Exercise instructions =>
Count how many lines of the material contain the string "your", then give that number and nothing more.

= = = = =

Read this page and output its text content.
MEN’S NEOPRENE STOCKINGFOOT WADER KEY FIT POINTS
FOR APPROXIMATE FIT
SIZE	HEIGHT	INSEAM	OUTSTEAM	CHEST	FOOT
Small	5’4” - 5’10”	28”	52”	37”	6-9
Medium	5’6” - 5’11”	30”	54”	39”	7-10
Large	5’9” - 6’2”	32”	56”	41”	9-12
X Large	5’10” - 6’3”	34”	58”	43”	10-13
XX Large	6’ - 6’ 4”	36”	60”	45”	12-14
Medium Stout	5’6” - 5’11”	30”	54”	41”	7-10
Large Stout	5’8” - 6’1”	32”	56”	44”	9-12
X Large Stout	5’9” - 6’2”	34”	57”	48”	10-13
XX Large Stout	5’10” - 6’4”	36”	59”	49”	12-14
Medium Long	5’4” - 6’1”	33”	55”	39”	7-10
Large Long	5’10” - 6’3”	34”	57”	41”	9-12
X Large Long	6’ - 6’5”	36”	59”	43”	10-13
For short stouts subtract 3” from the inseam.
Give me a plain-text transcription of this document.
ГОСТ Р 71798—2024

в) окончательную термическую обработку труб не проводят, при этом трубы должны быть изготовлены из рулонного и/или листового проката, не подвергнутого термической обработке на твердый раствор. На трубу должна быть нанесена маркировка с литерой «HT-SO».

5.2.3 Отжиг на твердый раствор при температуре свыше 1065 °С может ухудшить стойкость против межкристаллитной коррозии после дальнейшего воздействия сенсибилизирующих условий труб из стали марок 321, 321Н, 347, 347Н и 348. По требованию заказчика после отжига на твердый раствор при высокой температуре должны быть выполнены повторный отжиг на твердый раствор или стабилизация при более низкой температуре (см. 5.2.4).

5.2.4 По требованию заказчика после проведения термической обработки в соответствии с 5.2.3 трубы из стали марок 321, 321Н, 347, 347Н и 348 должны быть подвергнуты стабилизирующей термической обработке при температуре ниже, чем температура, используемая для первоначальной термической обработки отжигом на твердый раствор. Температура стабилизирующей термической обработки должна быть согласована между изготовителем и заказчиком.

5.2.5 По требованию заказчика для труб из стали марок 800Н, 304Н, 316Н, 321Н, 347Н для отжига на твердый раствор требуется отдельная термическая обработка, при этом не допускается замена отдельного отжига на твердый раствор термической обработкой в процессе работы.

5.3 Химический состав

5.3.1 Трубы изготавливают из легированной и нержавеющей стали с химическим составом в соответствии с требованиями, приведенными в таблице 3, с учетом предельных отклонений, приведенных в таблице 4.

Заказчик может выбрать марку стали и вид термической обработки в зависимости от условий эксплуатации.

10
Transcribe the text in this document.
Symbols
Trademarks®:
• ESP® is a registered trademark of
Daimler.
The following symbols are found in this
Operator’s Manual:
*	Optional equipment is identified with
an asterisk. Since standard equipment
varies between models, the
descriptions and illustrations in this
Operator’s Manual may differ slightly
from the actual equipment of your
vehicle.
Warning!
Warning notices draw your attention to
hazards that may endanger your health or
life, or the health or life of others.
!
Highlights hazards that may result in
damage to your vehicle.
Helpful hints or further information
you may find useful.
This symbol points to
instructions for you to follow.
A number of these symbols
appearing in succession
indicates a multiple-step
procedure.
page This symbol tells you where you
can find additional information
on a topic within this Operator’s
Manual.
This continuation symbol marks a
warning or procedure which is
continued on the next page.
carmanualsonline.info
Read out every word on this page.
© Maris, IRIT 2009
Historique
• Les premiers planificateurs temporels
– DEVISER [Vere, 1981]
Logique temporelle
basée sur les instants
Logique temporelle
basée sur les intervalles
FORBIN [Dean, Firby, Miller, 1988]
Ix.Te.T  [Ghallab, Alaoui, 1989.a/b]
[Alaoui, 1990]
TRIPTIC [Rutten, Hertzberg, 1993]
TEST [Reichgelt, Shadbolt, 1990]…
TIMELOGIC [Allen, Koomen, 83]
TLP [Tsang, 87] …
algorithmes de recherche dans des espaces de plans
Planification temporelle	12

= = = = =

The result =>
4